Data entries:
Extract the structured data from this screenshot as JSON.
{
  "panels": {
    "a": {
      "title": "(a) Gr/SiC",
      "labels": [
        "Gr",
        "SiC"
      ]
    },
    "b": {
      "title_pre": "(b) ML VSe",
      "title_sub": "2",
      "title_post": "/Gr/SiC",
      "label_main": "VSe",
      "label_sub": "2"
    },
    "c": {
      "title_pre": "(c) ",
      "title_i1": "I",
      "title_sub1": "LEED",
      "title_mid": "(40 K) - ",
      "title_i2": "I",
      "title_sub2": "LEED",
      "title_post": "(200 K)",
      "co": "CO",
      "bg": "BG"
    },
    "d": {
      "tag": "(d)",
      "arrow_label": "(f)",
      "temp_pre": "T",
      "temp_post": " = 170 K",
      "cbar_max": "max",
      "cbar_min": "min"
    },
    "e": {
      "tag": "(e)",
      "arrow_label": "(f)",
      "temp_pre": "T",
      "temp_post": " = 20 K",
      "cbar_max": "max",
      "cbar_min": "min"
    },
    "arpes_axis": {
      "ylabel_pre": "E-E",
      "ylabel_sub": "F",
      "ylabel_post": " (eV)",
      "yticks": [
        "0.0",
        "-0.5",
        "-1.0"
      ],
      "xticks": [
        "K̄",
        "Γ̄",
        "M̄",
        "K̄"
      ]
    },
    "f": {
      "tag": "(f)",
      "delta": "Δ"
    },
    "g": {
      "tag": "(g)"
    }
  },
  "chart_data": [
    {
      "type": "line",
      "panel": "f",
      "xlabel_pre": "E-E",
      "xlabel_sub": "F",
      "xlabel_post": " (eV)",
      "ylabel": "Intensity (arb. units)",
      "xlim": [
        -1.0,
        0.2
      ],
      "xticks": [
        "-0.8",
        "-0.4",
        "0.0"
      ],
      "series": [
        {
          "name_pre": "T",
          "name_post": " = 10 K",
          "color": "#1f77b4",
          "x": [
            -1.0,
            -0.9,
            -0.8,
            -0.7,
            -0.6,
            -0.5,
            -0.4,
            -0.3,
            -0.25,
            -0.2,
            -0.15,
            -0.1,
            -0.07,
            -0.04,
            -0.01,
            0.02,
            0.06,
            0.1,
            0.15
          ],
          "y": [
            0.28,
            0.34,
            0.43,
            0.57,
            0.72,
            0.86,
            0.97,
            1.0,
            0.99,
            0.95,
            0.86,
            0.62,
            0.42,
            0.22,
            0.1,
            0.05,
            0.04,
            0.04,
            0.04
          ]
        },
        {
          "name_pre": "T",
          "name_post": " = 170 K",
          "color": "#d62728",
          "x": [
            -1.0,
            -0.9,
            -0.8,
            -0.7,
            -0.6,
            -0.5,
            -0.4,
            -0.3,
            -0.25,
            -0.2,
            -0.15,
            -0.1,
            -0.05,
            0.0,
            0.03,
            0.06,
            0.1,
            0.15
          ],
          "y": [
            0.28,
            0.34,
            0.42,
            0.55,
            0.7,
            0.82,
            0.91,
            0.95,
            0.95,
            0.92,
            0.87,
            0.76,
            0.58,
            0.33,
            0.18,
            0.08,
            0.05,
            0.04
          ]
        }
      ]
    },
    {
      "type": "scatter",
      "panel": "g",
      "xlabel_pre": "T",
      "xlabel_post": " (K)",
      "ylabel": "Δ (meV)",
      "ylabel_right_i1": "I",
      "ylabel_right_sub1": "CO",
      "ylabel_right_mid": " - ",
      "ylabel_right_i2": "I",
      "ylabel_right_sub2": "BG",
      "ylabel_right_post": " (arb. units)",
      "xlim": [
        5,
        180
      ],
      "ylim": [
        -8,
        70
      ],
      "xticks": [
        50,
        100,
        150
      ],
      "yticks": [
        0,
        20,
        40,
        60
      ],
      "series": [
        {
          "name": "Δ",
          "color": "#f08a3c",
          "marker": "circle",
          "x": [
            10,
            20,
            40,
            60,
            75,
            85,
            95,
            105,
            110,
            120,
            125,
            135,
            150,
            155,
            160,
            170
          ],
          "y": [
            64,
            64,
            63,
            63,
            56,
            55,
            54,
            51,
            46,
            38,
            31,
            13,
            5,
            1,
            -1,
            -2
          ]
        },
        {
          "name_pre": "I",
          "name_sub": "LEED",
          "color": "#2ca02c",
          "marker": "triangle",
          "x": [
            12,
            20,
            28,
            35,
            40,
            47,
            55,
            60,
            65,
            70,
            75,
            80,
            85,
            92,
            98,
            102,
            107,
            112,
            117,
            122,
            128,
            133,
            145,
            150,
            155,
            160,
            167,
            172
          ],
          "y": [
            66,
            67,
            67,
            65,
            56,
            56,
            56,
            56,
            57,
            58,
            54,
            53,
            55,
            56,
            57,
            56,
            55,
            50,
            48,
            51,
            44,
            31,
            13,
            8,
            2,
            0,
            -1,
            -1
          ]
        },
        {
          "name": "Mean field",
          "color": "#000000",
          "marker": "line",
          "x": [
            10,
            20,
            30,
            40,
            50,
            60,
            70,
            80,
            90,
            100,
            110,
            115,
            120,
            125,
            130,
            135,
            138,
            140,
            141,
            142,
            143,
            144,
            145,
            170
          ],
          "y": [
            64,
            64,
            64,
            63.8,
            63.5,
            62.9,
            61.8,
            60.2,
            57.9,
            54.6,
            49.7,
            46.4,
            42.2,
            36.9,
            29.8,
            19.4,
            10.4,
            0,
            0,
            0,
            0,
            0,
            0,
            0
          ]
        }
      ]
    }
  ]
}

### Work instructions
Set every line of the listing down word for word.

### Reply to the exercise
Extract the structured data from this screenshot as JSON.
{
  "panels": {
    "a": {
      "title": "(a) Gr/SiC",
      "labels": [
        "Gr",
        "SiC"
      ]
    },
    "b": {
      "title_pre": "(b) ML VSe",
      "title_sub": "2",
      "title_post": "/Gr/SiC",
      "label_main": "VSe",
      "label_sub": "2"
    },
    "c": {
      "title_pre": "(c) ",
      "title_i1": "I",
      "title_sub1": "LEED",
      "title_mid": "(40 K) - ",
      "title_i2": "I",
      "title_sub2": "LEED",
      "title_post": "(200 K)",
      "co": "CO",
      "bg": "BG"
    },
    "d": {
      "tag": "(d)",
      "arrow_label": "(f)",
      "temp_pre": "T",
      "temp_post": " = 170 K",
      "cbar_max": "max",
      "cbar_min": "min"
    },
    "e": {
      "tag": "(e)",
      "arrow_label": "(f)",
      "temp_pre": "T",
      "temp_post": " = 20 K",
      "cbar_max": "max",
      "cbar_min": "min"
    },
    "arpes_axis": {
      "ylabel_pre": "E-E",
      "ylabel_sub": "F",
      "ylabel_post": " (eV)",
      "yticks": [
        "0.0",
        "-0.5",
        "-1.0"
      ],
      "xticks": [
        "K̄",
        "Γ̄",
        "M̄",
        "K̄"
      ]
    },
    "f": {
      "tag": "(f)",
      "delta": "Δ"
    },
    "g": {
      "tag": "(g)"
    }
  },
  "chart_data": [
    {
      "type": "line",
      "panel": "f",
      "xlabel_pre": "E-E",
      "xlabel_sub": "F",
      "xlabel_post": " (eV)",
      "ylabel": "Intensity (arb. units)",
      "xlim": [
        -1.0,
        0.2
      ],
      "xticks": [
        "-0.8",
        "-0.4",
        "0.0"
      ],
      "series": [
        {
          "name_pre": "T",
          "name_post": " = 10 K",
          "color": "#1f77b4",
          "x": [
            -1.0,
            -0.9,
            -0.8,
            -0.7,
            -0.6,
            -0.5,
            -0.4,
            -0.3,
            -0.25,
            -0.2,
            -0.15,
            -0.1,
            -0.07,
            -0.04,
            -0.01,
            0.02,
            0.06,
            0.1,
            0.15
          ],
          "y": [
            0.28,
            0.34,
            0.43,
            0.57,
            0.72,
            0.86,
            0.97,
            1.0,
            0.99,
            0.95,
            0.86,
            0.62,
            0.42,
            0.22,
            0.1,
            0.05,
            0.04,
            0.04,
            0.04
          ]
        },
        {
          "name_pre": "T",
          "name_post": " = 170 K",
          "color": "#d62728",
          "x": [
            -1.0,
            -0.9,
            -0.8,
            -0.7,
            -0.6,
            -0.5,
            -0.4,
            -0.3,
            -0.25,
            -0.2,
            -0.15,
            -0.1,
            -0.05,
            0.0,
            0.03,
            0.06,
            0.1,
            0.15
          ],
          "y": [
            0.28,
            0.34,
            0.42,
            0.55,
            0.7,
            0.82,
            0.91,
            0.95,
            0.95,
            0.92,
            0.87,
            0.76,
            0.58,
            0.33,
            0.18,
            0.08,
            0.05,
            0.04
          ]
        }
      ]
    },
    {
      "type": "scatter",
      "panel": "g",
      "xlabel_pre": "T",
      "xlabel_post": " (K)",
      "ylabel": "Δ (meV)",
      "ylabel_right_i1": "I",
      "ylabel_right_sub1": "CO",
      "ylabel_right_mid": " - ",
      "ylabel_right_i2": "I",
      "ylabel_right_sub2": "BG",
      "ylabel_right_post": " (arb. units)",
      "xlim": [
        5,
        180
      ],
      "ylim": [
        -8,
        70
      ],
      "xticks": [
        50,
        100,
        150
      ],
      "yticks": [
        0,
        20,
        40,
        60
      ],
      "series": [
        {
          "name": "Δ",
          "color": "#f08a3c",
          "marker": "circle",
          "x": [
            10,
            20,
            40,
            60,
            75,
            85,
            95,
            105,
            110,
            120,
            125,
            135,
            150,
            155,
            160,
            170
          ],
          "y": [
            64,
            64,
            63,
            63,
            56,
            55,
            54,
            51,
            46,
            38,
            31,
            13,
            5,
            1,
            -1,
            -2
          ]
        },
        {
          "name_pre": "I",
          "name_sub": "LEED",
          "color": "#2ca02c",
          "marker": "triangle",
          "x": [
            12,
            20,
            28,
            35,
            40,
            47,
            55,
            60,
            65,
            70,
            75,
            80,
            85,
            92,
            98,
            102,
            107,
            112,
            117,
            122,
            128,
            133,
            145,
            150,
            155,
            160,
            167,
            172
          ],
          "y": [
            66,
            67,
            67,
            65,
            56,
            56,
            56,
            56,
            57,
            58,
            54,
            53,
            55,
            56,
            57,
            56,
            55,
            50,
            48,
            51,
            44,
            31,
            13,
            8,
            2,
            0,
            -1,
            -1
          ]
        },
        {
          "name": "Mean field",
          "color": "#000000",
          "marker": "line",
          "x": [
            10,
            20,
            30,
            40,
            50,
            60,
            70,
            80,
            90,
            100,
            110,
            115,
            120,
            125,
            130,
            135,
            138,
            140,
            141,
            142,
            143,
            144,
            145,
            170
          ],
          "y": [
            64,
            64,
            64,
            63.8,
            63.5,
            62.9,
            61.8,
            60.2,
            57.9,
            54.6,
            49.7,
            46.4,
            42.2,
            36.9,
            29.8,
            19.4,
            10.4,
            0,
            0,
            0,
            0,
            0,
            0,
            0
          ]
        }
      ]
    }
  ]
}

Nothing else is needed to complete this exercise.